Exercise details -
Count how many lines hold the word "right" and give that number as the whole answer.
**********
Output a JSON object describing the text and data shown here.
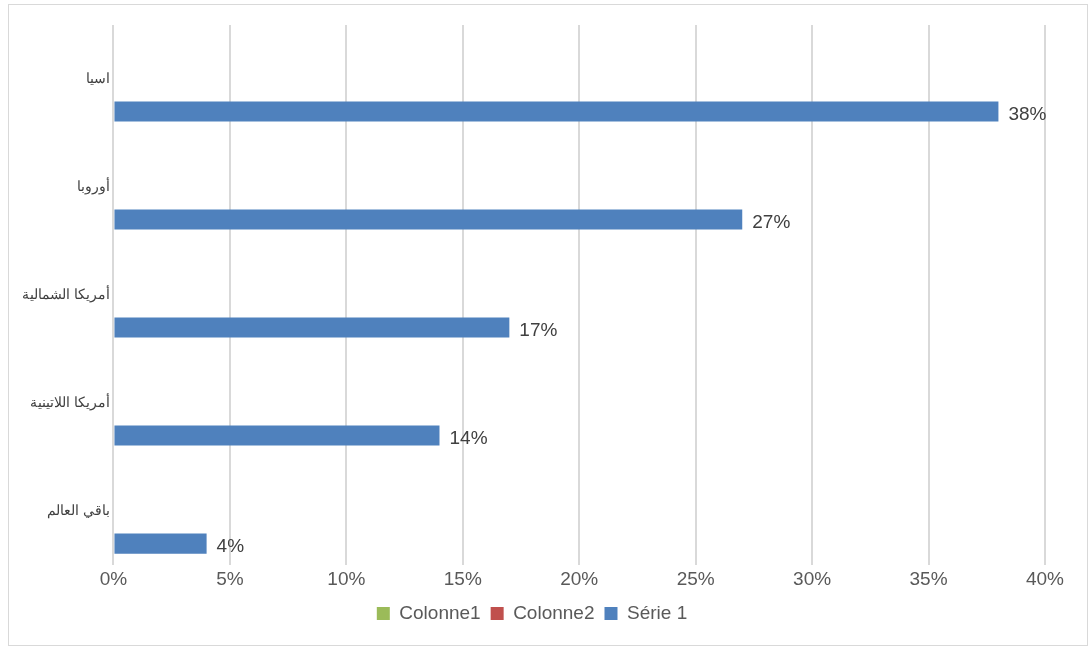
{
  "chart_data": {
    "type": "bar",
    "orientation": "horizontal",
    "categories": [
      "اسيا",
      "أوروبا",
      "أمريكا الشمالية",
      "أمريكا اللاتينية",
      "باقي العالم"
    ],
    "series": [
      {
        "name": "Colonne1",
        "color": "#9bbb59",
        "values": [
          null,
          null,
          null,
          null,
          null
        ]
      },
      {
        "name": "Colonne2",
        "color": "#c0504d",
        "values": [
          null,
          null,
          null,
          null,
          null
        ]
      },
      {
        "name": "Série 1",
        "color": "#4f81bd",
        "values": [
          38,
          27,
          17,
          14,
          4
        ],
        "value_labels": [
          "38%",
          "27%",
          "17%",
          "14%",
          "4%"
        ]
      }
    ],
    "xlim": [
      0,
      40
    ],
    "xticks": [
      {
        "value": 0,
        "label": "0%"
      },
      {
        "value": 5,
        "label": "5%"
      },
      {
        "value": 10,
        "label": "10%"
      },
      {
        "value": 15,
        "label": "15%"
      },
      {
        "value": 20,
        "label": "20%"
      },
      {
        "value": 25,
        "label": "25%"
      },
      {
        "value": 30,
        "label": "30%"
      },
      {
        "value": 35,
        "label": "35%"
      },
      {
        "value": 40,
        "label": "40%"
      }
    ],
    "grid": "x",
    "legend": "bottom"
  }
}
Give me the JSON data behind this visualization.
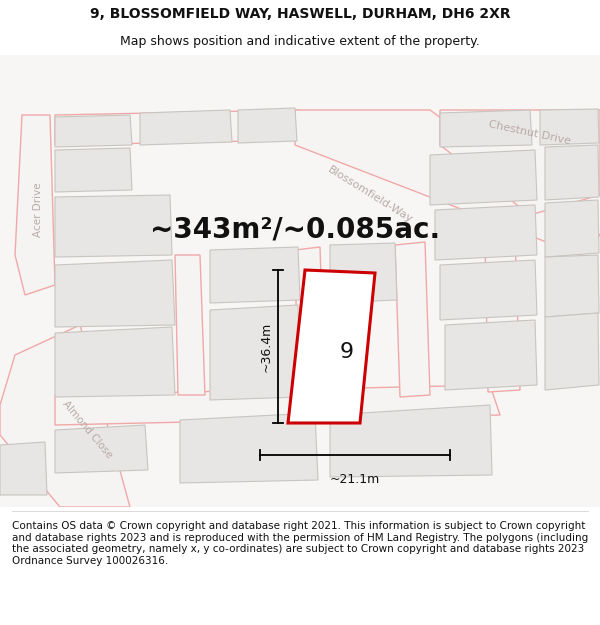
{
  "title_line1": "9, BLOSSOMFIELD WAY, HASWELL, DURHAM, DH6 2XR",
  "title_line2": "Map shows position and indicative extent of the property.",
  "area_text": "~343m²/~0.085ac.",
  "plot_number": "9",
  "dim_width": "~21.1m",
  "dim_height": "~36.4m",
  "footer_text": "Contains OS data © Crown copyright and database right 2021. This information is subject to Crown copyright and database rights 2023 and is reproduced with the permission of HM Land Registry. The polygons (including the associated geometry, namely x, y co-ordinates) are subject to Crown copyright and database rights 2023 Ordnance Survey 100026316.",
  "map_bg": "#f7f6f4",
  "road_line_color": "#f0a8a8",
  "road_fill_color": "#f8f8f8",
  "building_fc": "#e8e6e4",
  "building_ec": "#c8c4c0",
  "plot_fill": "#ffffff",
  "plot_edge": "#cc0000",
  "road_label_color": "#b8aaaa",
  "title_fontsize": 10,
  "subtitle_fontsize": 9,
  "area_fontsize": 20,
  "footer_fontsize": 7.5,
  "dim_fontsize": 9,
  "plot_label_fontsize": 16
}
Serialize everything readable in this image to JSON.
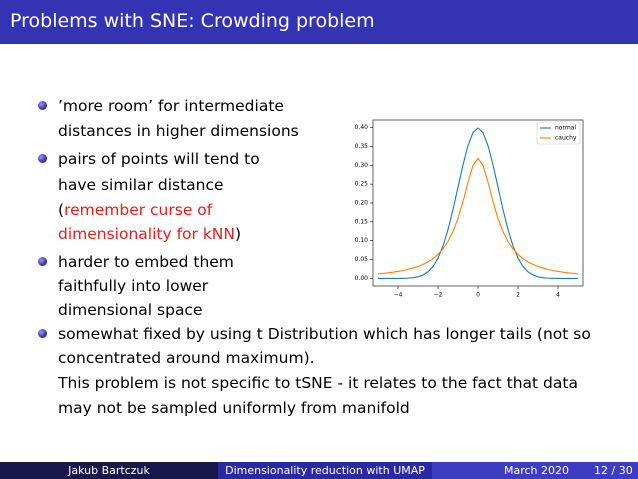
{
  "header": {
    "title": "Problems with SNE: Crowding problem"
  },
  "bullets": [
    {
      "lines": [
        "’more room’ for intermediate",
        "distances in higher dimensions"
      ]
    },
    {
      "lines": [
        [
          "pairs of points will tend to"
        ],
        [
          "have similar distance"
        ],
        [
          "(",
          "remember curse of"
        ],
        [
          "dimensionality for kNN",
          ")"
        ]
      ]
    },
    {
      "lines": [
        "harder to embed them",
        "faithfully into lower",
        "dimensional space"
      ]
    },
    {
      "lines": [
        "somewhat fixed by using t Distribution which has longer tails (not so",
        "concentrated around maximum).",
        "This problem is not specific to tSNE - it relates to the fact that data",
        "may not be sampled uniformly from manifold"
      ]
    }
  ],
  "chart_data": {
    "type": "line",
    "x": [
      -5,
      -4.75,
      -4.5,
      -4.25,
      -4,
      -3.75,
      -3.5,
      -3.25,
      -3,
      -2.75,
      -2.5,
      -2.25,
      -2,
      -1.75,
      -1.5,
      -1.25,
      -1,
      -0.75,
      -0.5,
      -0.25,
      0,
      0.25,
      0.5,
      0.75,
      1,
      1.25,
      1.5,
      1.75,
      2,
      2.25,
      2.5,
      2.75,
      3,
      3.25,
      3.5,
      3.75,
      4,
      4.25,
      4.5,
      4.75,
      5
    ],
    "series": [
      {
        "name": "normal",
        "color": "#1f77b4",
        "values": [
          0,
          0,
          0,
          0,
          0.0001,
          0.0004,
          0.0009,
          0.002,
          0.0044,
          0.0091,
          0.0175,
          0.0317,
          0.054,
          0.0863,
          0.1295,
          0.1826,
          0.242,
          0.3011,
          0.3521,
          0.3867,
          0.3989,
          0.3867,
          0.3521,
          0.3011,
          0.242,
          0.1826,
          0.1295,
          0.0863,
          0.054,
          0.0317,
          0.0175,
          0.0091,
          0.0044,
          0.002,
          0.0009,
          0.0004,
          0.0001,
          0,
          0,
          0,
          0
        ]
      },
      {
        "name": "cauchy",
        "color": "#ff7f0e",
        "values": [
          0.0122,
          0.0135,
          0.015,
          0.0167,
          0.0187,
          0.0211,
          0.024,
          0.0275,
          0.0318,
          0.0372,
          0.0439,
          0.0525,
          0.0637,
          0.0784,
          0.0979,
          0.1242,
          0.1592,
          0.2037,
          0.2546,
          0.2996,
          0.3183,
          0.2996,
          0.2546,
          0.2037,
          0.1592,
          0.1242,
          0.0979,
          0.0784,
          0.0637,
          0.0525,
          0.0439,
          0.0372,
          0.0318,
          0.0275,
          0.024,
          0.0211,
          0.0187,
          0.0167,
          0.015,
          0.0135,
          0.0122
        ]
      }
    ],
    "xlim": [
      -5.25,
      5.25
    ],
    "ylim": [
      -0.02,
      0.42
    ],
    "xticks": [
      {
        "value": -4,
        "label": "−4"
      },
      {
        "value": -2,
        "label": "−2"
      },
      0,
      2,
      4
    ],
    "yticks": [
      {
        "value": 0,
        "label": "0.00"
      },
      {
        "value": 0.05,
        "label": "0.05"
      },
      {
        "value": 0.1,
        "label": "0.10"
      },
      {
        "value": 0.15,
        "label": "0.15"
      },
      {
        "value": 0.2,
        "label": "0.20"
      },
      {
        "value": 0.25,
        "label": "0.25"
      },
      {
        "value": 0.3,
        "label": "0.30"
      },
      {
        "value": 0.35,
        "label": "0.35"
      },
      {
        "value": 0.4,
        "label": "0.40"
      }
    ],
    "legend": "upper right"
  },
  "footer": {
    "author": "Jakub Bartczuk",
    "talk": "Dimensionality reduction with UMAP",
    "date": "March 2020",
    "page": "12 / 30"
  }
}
**********
Response below -
2